* _Dataset items_
────────────────

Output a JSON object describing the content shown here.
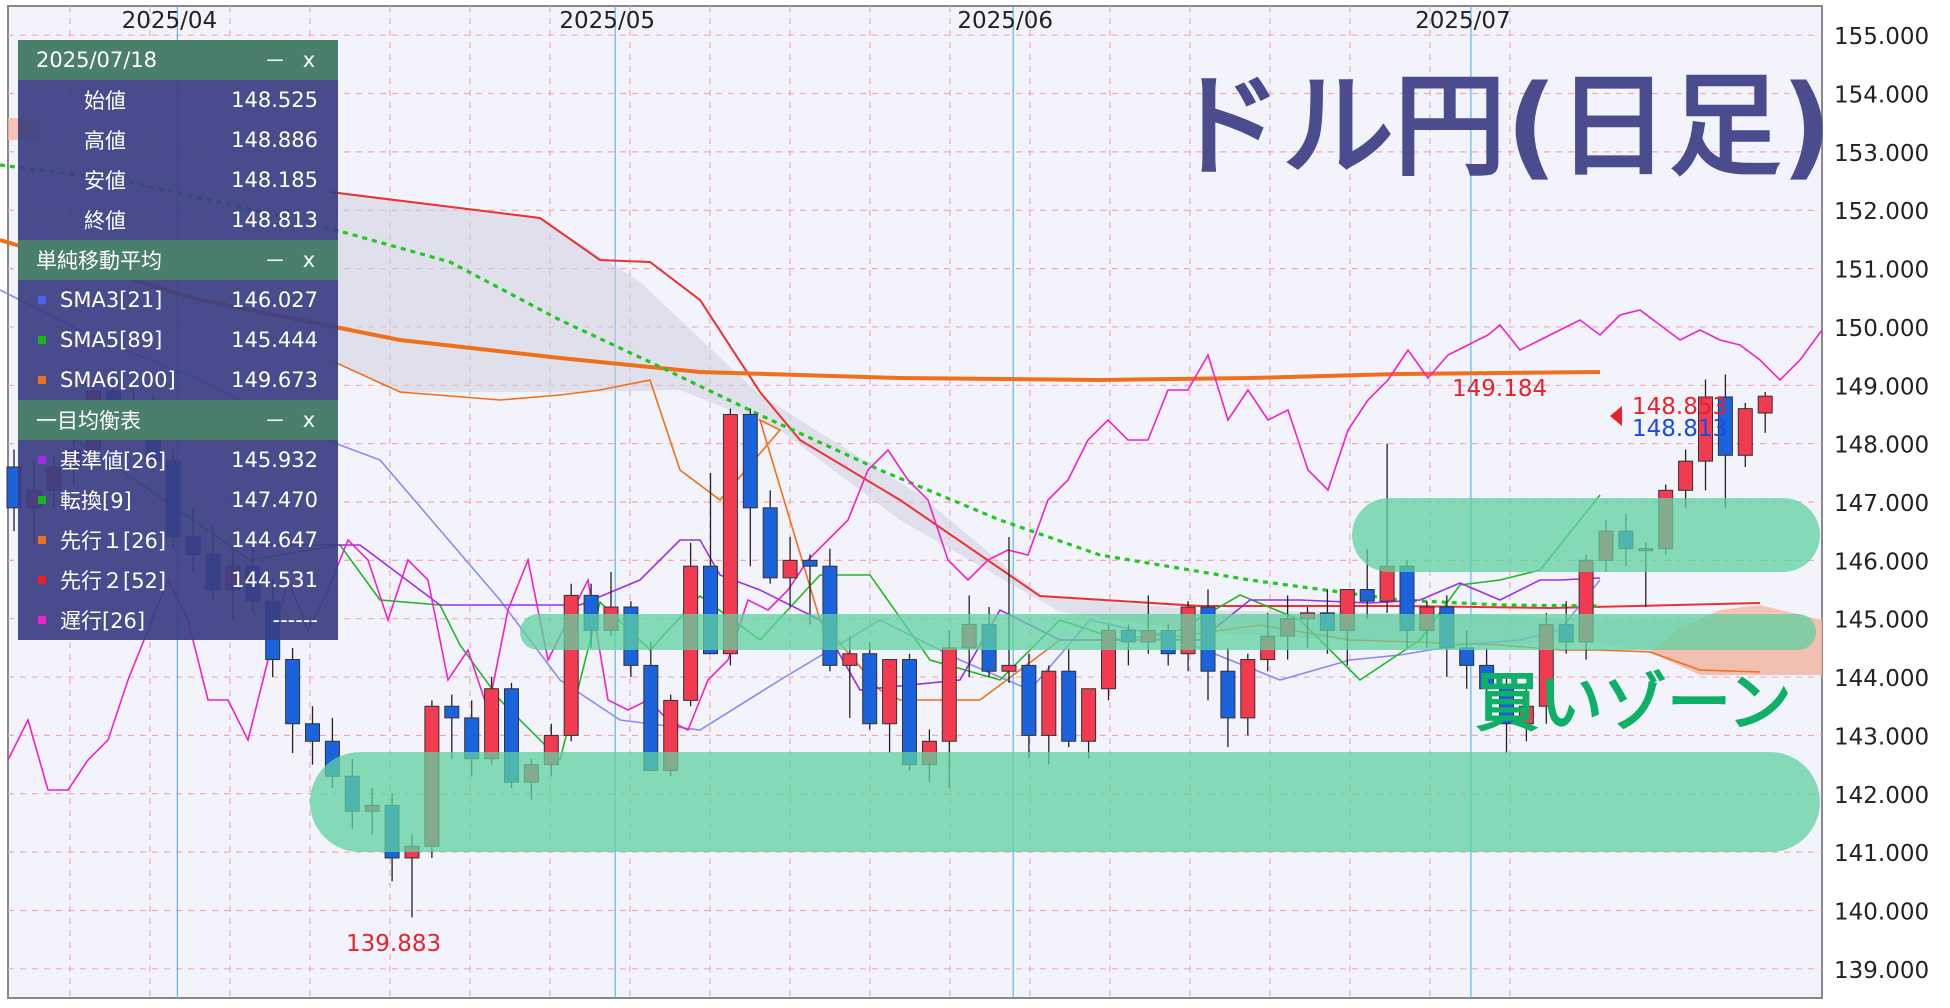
{
  "chart_data": {
    "type": "candlestick",
    "title": "ドル円(日足)",
    "x_months": [
      "2025/04",
      "2025/05",
      "2025/06",
      "2025/07"
    ],
    "ylim": [
      138.5,
      155.5
    ],
    "y_ticks": [
      "155.000",
      "154.000",
      "153.000",
      "152.000",
      "151.000",
      "150.000",
      "149.000",
      "148.000",
      "147.000",
      "146.000",
      "145.000",
      "144.000",
      "143.000",
      "142.000",
      "141.000",
      "140.000",
      "139.000"
    ],
    "candles": [
      [
        147.6,
        147.9,
        146.5,
        146.9
      ],
      [
        146.9,
        147.7,
        146.3,
        147.2
      ],
      [
        147.2,
        147.8,
        146.9,
        147.6
      ],
      [
        147.6,
        148.1,
        147.3,
        147.9
      ],
      [
        147.9,
        149.1,
        147.7,
        148.9
      ],
      [
        148.9,
        149.3,
        148.5,
        148.7
      ],
      [
        148.7,
        149.1,
        148.3,
        148.6
      ],
      [
        148.6,
        148.8,
        147.5,
        147.7
      ],
      [
        147.7,
        147.9,
        146.2,
        146.4
      ],
      [
        146.4,
        146.9,
        145.8,
        146.1
      ],
      [
        146.1,
        146.6,
        145.3,
        145.5
      ],
      [
        145.5,
        146.2,
        145.0,
        145.9
      ],
      [
        145.9,
        146.3,
        145.1,
        145.3
      ],
      [
        145.3,
        145.7,
        144.0,
        144.3
      ],
      [
        144.3,
        144.5,
        142.7,
        143.2
      ],
      [
        143.2,
        143.5,
        142.5,
        142.9
      ],
      [
        142.9,
        143.3,
        142.1,
        142.3
      ],
      [
        142.3,
        142.6,
        141.4,
        141.7
      ],
      [
        141.7,
        142.1,
        141.3,
        141.8
      ],
      [
        141.8,
        142.0,
        140.5,
        140.9
      ],
      [
        140.9,
        141.3,
        139.883,
        141.1
      ],
      [
        141.1,
        143.6,
        140.9,
        143.5
      ],
      [
        143.5,
        143.7,
        142.6,
        143.3
      ],
      [
        143.3,
        143.6,
        142.3,
        142.6
      ],
      [
        142.6,
        144.0,
        142.5,
        143.8
      ],
      [
        143.8,
        143.9,
        142.1,
        142.2
      ],
      [
        142.2,
        142.6,
        141.9,
        142.5
      ],
      [
        142.5,
        143.2,
        142.3,
        143.0
      ],
      [
        143.0,
        145.6,
        142.9,
        145.4
      ],
      [
        145.4,
        145.6,
        144.5,
        144.8
      ],
      [
        144.8,
        145.8,
        144.7,
        145.2
      ],
      [
        145.2,
        145.3,
        144.0,
        144.2
      ],
      [
        144.2,
        144.6,
        142.7,
        142.4
      ],
      [
        142.4,
        143.7,
        142.3,
        143.6
      ],
      [
        143.6,
        146.3,
        143.5,
        145.9
      ],
      [
        145.9,
        147.5,
        144.8,
        144.4
      ],
      [
        144.4,
        148.6,
        144.2,
        148.5
      ],
      [
        148.5,
        148.6,
        145.9,
        146.9
      ],
      [
        146.9,
        147.2,
        145.6,
        145.7
      ],
      [
        145.7,
        146.4,
        145.2,
        146.0
      ],
      [
        146.0,
        146.1,
        144.9,
        145.9
      ],
      [
        145.9,
        146.2,
        144.1,
        144.2
      ],
      [
        144.2,
        144.7,
        143.3,
        144.4
      ],
      [
        144.4,
        144.6,
        143.1,
        143.2
      ],
      [
        143.2,
        143.9,
        142.7,
        144.3
      ],
      [
        144.3,
        144.4,
        142.4,
        142.5
      ],
      [
        142.5,
        143.1,
        142.2,
        142.9
      ],
      [
        142.9,
        144.8,
        142.1,
        144.5
      ],
      [
        144.5,
        145.4,
        144.0,
        144.9
      ],
      [
        144.9,
        145.2,
        144.0,
        144.1
      ],
      [
        144.1,
        146.4,
        143.9,
        144.2
      ],
      [
        144.2,
        144.4,
        142.6,
        143.0
      ],
      [
        143.0,
        144.2,
        142.5,
        144.1
      ],
      [
        144.1,
        144.5,
        142.8,
        142.9
      ],
      [
        142.9,
        143.4,
        142.6,
        143.8
      ],
      [
        143.8,
        144.9,
        143.6,
        144.8
      ],
      [
        144.8,
        144.9,
        144.2,
        144.6
      ],
      [
        144.6,
        145.4,
        144.4,
        144.8
      ],
      [
        144.8,
        144.9,
        144.2,
        144.4
      ],
      [
        144.4,
        145.3,
        144.1,
        145.2
      ],
      [
        145.2,
        145.5,
        143.6,
        144.1
      ],
      [
        144.1,
        144.5,
        142.8,
        143.3
      ],
      [
        143.3,
        144.4,
        143.0,
        144.3
      ],
      [
        144.3,
        145.1,
        144.1,
        144.7
      ],
      [
        144.7,
        145.4,
        144.3,
        145.0
      ],
      [
        145.0,
        145.2,
        144.5,
        145.1
      ],
      [
        145.1,
        145.5,
        144.4,
        144.8
      ],
      [
        144.8,
        145.1,
        144.2,
        145.5
      ],
      [
        145.5,
        146.2,
        145.0,
        145.3
      ],
      [
        145.3,
        148.0,
        145.1,
        145.9
      ],
      [
        145.9,
        146.0,
        144.5,
        144.8
      ],
      [
        144.8,
        145.3,
        144.5,
        145.2
      ],
      [
        145.2,
        145.4,
        144.0,
        144.5
      ],
      [
        144.5,
        144.8,
        143.8,
        144.2
      ],
      [
        144.2,
        144.5,
        143.3,
        143.8
      ],
      [
        143.8,
        144.0,
        142.7,
        143.2
      ],
      [
        143.2,
        143.9,
        142.9,
        143.5
      ],
      [
        143.5,
        145.1,
        143.2,
        144.9
      ],
      [
        144.9,
        145.3,
        144.4,
        144.6
      ],
      [
        144.6,
        146.1,
        144.3,
        146.0
      ],
      [
        146.0,
        146.7,
        145.8,
        146.5
      ],
      [
        146.5,
        146.8,
        145.9,
        146.2
      ],
      [
        146.2,
        146.3,
        145.2,
        146.2
      ],
      [
        146.2,
        147.3,
        146.1,
        147.2
      ],
      [
        147.2,
        147.9,
        146.9,
        147.7
      ],
      [
        147.7,
        149.1,
        147.2,
        148.8
      ],
      [
        148.8,
        149.184,
        146.9,
        147.8
      ],
      [
        147.8,
        148.7,
        147.6,
        148.6
      ],
      [
        148.525,
        148.886,
        148.185,
        148.813
      ]
    ],
    "annotations": {
      "high_label": "149.184",
      "low_label": "139.883",
      "bid": "148.853",
      "ask": "148.813",
      "zone_label": "買いゾーン"
    }
  },
  "panel": {
    "ohlc": {
      "date": "2025/07/18",
      "rows": [
        {
          "label": "始値",
          "value": "148.525"
        },
        {
          "label": "高値",
          "value": "148.886"
        },
        {
          "label": "安値",
          "value": "148.185"
        },
        {
          "label": "終値",
          "value": "148.813"
        }
      ]
    },
    "sma": {
      "title": "単純移動平均",
      "rows": [
        {
          "label": "SMA3[21]",
          "value": "146.027",
          "color": "#4f5ff0"
        },
        {
          "label": "SMA5[89]",
          "value": "145.444",
          "color": "#1db31d"
        },
        {
          "label": "SMA6[200]",
          "value": "149.673",
          "color": "#f0701a"
        }
      ]
    },
    "ichimoku": {
      "title": "一目均衡表",
      "rows": [
        {
          "label": "基準値[26]",
          "value": "145.932",
          "color": "#9b2fe8"
        },
        {
          "label": "転換[9]",
          "value": "147.470",
          "color": "#1db31d"
        },
        {
          "label": "先行１[26]",
          "value": "144.647",
          "color": "#f0701a"
        },
        {
          "label": "先行２[52]",
          "value": "144.531",
          "color": "#e8222a"
        },
        {
          "label": "遅行[26]",
          "value": "------",
          "color": "#ee22c8"
        }
      ]
    },
    "minimize": "－",
    "close": "x"
  },
  "colors": {
    "up": "#f23a50",
    "down": "#1a63dd",
    "title": "#4a4c8e",
    "zone": "#5fd2a0",
    "zone_text": "#0db064"
  }
}
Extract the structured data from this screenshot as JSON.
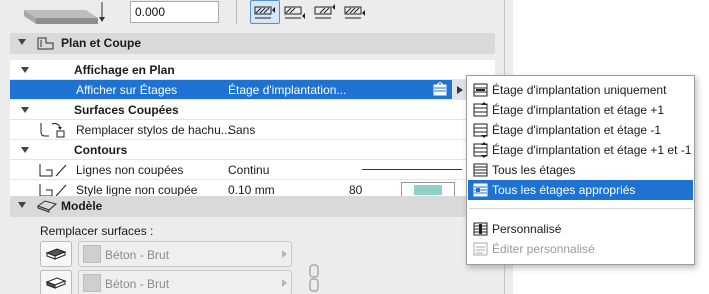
{
  "toolbar": {
    "offset_value": "0.000"
  },
  "sections": {
    "plan_coupe": "Plan et Coupe",
    "modele": "Modèle"
  },
  "tree": {
    "group_affichage": "Affichage en Plan",
    "afficher_label": "Afficher sur Étages",
    "afficher_value": "Étage d'implantation...",
    "group_surfaces": "Surfaces Coupées",
    "remplacer_label": "Remplacer stylos de hachu...",
    "remplacer_value": "Sans",
    "group_contours": "Contours",
    "lignes_label": "Lignes non coupées",
    "lignes_value": "Continu",
    "style_label": "Style ligne non coupée",
    "style_value": "0.10 mm",
    "style_pen": "80"
  },
  "modele": {
    "remplacer_surfaces_label": "Remplacer surfaces :",
    "surface_1": "Béton - Brut",
    "surface_2": "Béton - Brut"
  },
  "menu": {
    "items": [
      "Étage d'implantation uniquement",
      "Étage d'implantation et étage +1",
      "Étage d'implantation et étage -1",
      "Étage d'implantation et étage +1 et -1",
      "Tous les étages",
      "Tous les étages appropriés"
    ],
    "personnalise": "Personnalisé",
    "editer_personnalise": "Éditer personnalisé",
    "highlighted_index": 5
  },
  "colors": {
    "selection": "#1d72d2",
    "swatch": "#8fd1c6"
  }
}
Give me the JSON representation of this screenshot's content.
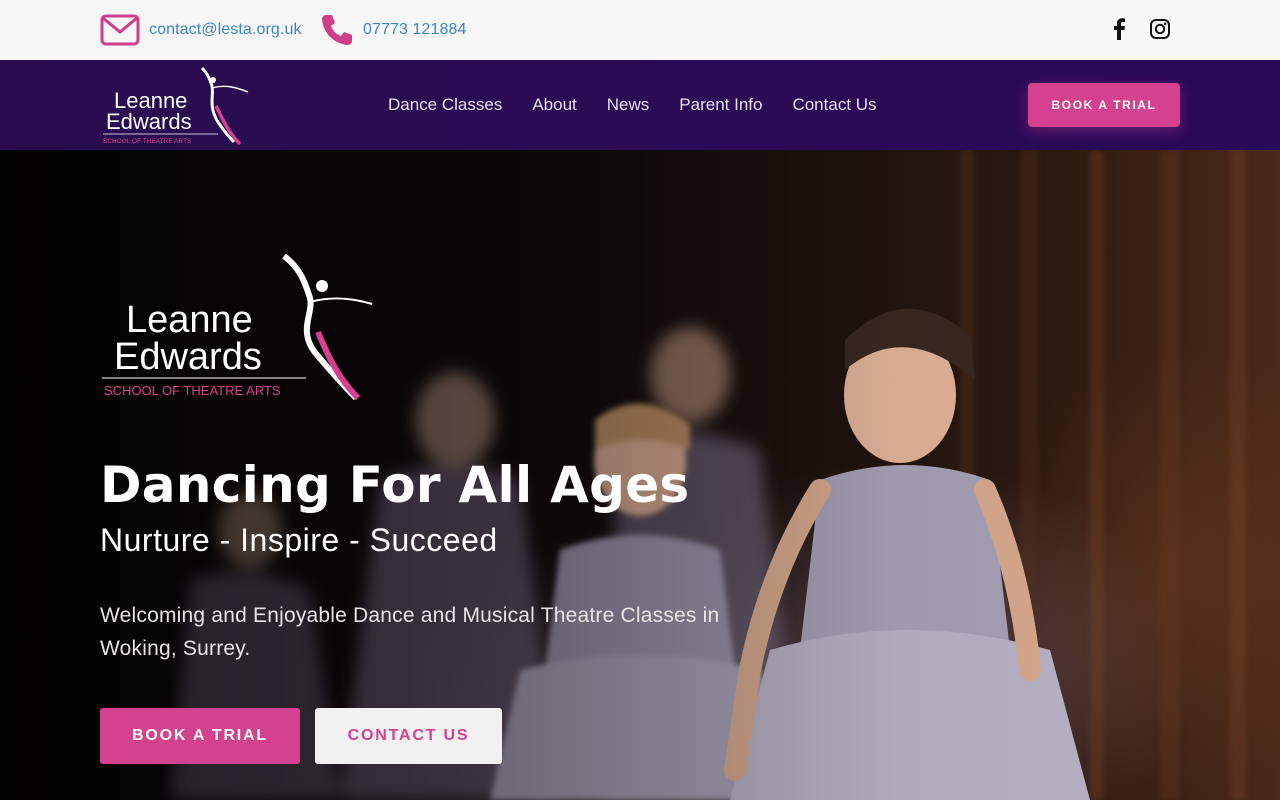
{
  "topbar": {
    "email": "contact@lesta.org.uk",
    "phone": "07773 121884",
    "email_icon": "envelope-icon",
    "phone_icon": "phone-icon",
    "social_icons": [
      "facebook-icon",
      "instagram-icon"
    ]
  },
  "brand": {
    "name_line1": "Leanne",
    "name_line2": "Edwards",
    "tagline": "SCHOOL OF THEATRE ARTS"
  },
  "nav": {
    "items": [
      {
        "label": "Dance Classes"
      },
      {
        "label": "About"
      },
      {
        "label": "News"
      },
      {
        "label": "Parent Info"
      },
      {
        "label": "Contact Us"
      }
    ],
    "cta": "BOOK A TRIAL"
  },
  "hero": {
    "title": "Dancing For All Ages",
    "subtitle": "Nurture - Inspire - Succeed",
    "description": "Welcoming and Enjoyable Dance and Musical Theatre Classes in Woking, Surrey.",
    "primary_button": "BOOK A TRIAL",
    "secondary_button": "CONTACT US"
  },
  "colors": {
    "accent_pink": "#d4418e",
    "nav_purple": "#2a0c4f",
    "link_blue": "#3e86c2"
  }
}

────────────────

* _Exercise details_
In the copy, leave out all pictures, and retype exactly each line from the one with "Give me the" through the last line of the entries.

* _Response for this exercise_
Give me the JSON representation of this screenshot's content.
{
  "topbar": {
    "email": "contact@lesta.org.uk",
    "phone": "07773 121884",
    "email_icon": "envelope-icon",
    "phone_icon": "phone-icon",
    "social_icons": [
      "facebook-icon",
      "instagram-icon"
    ]
  },
  "brand": {
    "name_line1": "Leanne",
    "name_line2": "Edwards",
    "tagline": "SCHOOL OF THEATRE ARTS"
  },
  "nav": {
    "items": [
      {
        "label": "Dance Classes"
      },
      {
        "label": "About"
      },
      {
        "label": "News"
      },
      {
        "label": "Parent Info"
      },
      {
        "label": "Contact Us"
      }
    ],
    "cta": "BOOK A TRIAL"
  },
  "hero": {
    "title": "Dancing For All Ages",
    "subtitle": "Nurture - Inspire - Succeed",
    "description": "Welcoming and Enjoyable Dance and Musical Theatre Classes in Woking, Surrey.",
    "primary_button": "BOOK A TRIAL",
    "secondary_button": "CONTACT US"
  },
  "colors": {
    "accent_pink": "#d4418e",
    "nav_purple": "#2a0c4f",
    "link_blue": "#3e86c2"
  }
}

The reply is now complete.